Stored records

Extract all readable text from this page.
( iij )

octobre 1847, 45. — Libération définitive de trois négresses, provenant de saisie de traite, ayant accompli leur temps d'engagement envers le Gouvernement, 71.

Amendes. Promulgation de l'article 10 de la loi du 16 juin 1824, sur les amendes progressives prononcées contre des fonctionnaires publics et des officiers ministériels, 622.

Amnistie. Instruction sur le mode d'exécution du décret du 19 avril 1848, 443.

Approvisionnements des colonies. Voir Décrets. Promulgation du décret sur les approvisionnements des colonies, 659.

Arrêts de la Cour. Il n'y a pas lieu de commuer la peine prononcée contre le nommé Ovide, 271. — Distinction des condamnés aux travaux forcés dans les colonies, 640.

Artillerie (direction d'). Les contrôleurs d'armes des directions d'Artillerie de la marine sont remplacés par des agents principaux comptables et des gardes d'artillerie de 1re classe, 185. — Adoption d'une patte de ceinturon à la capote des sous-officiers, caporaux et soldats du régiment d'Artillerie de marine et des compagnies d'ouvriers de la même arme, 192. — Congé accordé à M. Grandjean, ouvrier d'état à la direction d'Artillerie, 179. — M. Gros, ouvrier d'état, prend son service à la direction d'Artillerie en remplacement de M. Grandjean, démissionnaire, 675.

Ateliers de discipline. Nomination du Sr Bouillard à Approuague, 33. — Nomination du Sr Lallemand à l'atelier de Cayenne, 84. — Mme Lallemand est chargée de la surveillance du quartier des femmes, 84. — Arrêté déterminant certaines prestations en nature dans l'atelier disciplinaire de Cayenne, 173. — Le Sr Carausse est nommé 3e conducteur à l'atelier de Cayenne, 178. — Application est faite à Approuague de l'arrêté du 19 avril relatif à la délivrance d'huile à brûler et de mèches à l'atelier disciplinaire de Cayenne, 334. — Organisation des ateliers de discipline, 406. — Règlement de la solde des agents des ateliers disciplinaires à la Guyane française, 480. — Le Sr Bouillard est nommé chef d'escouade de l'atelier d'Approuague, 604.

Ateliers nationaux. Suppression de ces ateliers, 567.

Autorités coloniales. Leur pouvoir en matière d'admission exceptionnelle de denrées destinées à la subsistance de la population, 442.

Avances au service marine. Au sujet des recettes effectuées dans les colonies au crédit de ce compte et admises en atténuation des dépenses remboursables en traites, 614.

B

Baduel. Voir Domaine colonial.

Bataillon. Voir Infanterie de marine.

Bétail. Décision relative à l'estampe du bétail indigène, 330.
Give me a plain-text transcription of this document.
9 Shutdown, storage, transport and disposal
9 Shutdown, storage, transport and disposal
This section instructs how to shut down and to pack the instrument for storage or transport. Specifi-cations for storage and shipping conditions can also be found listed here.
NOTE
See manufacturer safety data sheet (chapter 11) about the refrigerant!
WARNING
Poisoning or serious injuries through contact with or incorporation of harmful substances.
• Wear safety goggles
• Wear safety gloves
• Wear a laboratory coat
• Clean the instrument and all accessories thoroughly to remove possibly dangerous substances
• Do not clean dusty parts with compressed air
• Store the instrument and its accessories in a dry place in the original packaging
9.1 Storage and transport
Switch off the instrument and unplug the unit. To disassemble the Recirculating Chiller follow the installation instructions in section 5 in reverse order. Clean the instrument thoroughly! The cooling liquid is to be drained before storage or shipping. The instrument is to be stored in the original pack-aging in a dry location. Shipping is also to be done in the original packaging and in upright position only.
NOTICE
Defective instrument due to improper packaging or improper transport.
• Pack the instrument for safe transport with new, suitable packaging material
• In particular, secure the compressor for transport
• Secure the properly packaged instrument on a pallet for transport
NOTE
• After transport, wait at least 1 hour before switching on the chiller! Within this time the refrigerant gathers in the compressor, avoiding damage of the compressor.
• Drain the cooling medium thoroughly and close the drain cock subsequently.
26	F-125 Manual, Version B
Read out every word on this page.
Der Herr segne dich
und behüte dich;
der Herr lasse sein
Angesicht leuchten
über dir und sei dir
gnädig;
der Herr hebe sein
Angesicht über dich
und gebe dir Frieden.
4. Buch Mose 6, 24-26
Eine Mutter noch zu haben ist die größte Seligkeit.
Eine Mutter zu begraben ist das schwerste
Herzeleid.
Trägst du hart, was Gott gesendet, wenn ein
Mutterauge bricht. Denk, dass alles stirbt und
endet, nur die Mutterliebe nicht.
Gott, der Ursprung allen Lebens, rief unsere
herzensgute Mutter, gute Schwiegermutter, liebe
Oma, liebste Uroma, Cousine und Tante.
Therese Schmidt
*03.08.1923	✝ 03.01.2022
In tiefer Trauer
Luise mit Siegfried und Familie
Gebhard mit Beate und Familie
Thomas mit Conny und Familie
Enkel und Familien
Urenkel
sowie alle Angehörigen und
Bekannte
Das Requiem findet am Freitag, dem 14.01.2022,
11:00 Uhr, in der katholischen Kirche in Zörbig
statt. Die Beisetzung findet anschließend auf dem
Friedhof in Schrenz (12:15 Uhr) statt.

**The problem**
Find every line above that contains the word "décret", and return each one.

**Finished task**
Amnistie. Instruction sur le mode d'exécution du décret du 19 avril 1848, 443.
Approvisionnements des colonies. Voir Décrets. Promulgation du décret sur les approvisionnements des colonies, 659.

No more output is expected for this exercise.